_Record set_

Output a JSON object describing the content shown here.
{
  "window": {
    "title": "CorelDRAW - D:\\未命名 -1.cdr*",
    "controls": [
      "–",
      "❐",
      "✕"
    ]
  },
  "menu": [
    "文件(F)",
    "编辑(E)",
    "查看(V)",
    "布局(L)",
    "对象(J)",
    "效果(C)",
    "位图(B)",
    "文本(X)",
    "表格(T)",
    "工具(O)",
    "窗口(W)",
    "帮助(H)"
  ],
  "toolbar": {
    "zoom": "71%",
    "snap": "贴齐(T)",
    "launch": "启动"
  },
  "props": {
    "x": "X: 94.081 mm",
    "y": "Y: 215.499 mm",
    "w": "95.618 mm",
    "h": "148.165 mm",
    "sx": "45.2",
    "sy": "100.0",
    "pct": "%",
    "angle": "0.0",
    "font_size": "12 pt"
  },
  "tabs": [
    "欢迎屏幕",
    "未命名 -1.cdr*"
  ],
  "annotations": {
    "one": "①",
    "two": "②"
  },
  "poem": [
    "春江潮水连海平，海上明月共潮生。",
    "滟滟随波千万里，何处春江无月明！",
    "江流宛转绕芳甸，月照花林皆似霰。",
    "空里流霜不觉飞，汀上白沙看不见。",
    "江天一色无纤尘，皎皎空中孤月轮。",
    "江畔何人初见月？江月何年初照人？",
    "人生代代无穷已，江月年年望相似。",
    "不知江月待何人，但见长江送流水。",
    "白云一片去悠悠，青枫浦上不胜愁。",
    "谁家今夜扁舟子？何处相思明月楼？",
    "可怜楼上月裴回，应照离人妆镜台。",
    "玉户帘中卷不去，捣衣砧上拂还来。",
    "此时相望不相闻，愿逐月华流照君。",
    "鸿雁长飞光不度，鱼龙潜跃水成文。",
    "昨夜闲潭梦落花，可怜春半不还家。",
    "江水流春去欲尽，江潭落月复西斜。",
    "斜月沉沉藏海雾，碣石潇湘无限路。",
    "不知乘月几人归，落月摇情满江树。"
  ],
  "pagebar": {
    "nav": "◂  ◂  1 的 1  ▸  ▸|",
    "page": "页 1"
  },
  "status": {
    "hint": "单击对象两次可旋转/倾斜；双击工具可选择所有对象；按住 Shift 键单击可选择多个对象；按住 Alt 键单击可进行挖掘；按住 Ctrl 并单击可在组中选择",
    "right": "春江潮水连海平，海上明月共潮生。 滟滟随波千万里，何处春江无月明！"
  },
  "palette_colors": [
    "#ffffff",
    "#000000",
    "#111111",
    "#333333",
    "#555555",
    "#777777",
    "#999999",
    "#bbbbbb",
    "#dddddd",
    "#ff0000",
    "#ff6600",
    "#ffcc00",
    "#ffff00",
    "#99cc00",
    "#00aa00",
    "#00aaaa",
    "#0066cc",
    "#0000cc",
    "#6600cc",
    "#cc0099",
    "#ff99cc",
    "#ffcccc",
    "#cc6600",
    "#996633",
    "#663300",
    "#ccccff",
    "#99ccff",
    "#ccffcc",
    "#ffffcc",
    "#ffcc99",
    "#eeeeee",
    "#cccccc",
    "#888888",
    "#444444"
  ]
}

_Your instructions_
Repeat the material above in full, keeping every word.

_Exercise result_
Output a JSON object describing the content shown here.
{
  "window": {
    "title": "CorelDRAW - D:\\未命名 -1.cdr*",
    "controls": [
      "–",
      "❐",
      "✕"
    ]
  },
  "menu": [
    "文件(F)",
    "编辑(E)",
    "查看(V)",
    "布局(L)",
    "对象(J)",
    "效果(C)",
    "位图(B)",
    "文本(X)",
    "表格(T)",
    "工具(O)",
    "窗口(W)",
    "帮助(H)"
  ],
  "toolbar": {
    "zoom": "71%",
    "snap": "贴齐(T)",
    "launch": "启动"
  },
  "props": {
    "x": "X: 94.081 mm",
    "y": "Y: 215.499 mm",
    "w": "95.618 mm",
    "h": "148.165 mm",
    "sx": "45.2",
    "sy": "100.0",
    "pct": "%",
    "angle": "0.0",
    "font_size": "12 pt"
  },
  "tabs": [
    "欢迎屏幕",
    "未命名 -1.cdr*"
  ],
  "annotations": {
    "one": "①",
    "two": "②"
  },
  "poem": [
    "春江潮水连海平，海上明月共潮生。",
    "滟滟随波千万里，何处春江无月明！",
    "江流宛转绕芳甸，月照花林皆似霰。",
    "空里流霜不觉飞，汀上白沙看不见。",
    "江天一色无纤尘，皎皎空中孤月轮。",
    "江畔何人初见月？江月何年初照人？",
    "人生代代无穷已，江月年年望相似。",
    "不知江月待何人，但见长江送流水。",
    "白云一片去悠悠，青枫浦上不胜愁。",
    "谁家今夜扁舟子？何处相思明月楼？",
    "可怜楼上月裴回，应照离人妆镜台。",
    "玉户帘中卷不去，捣衣砧上拂还来。",
    "此时相望不相闻，愿逐月华流照君。",
    "鸿雁长飞光不度，鱼龙潜跃水成文。",
    "昨夜闲潭梦落花，可怜春半不还家。",
    "江水流春去欲尽，江潭落月复西斜。",
    "斜月沉沉藏海雾，碣石潇湘无限路。",
    "不知乘月几人归，落月摇情满江树。"
  ],
  "pagebar": {
    "nav": "◂  ◂  1 的 1  ▸  ▸|",
    "page": "页 1"
  },
  "status": {
    "hint": "单击对象两次可旋转/倾斜；双击工具可选择所有对象；按住 Shift 键单击可选择多个对象；按住 Alt 键单击可进行挖掘；按住 Ctrl 并单击可在组中选择",
    "right": "春江潮水连海平，海上明月共潮生。 滟滟随波千万里，何处春江无月明！"
  },
  "palette_colors": [
    "#ffffff",
    "#000000",
    "#111111",
    "#333333",
    "#555555",
    "#777777",
    "#999999",
    "#bbbbbb",
    "#dddddd",
    "#ff0000",
    "#ff6600",
    "#ffcc00",
    "#ffff00",
    "#99cc00",
    "#00aa00",
    "#00aaaa",
    "#0066cc",
    "#0000cc",
    "#6600cc",
    "#cc0099",
    "#ff99cc",
    "#ffcccc",
    "#cc6600",
    "#996633",
    "#663300",
    "#ccccff",
    "#99ccff",
    "#ccffcc",
    "#ffffcc",
    "#ffcc99",
    "#eeeeee",
    "#cccccc",
    "#888888",
    "#444444"
  ]
}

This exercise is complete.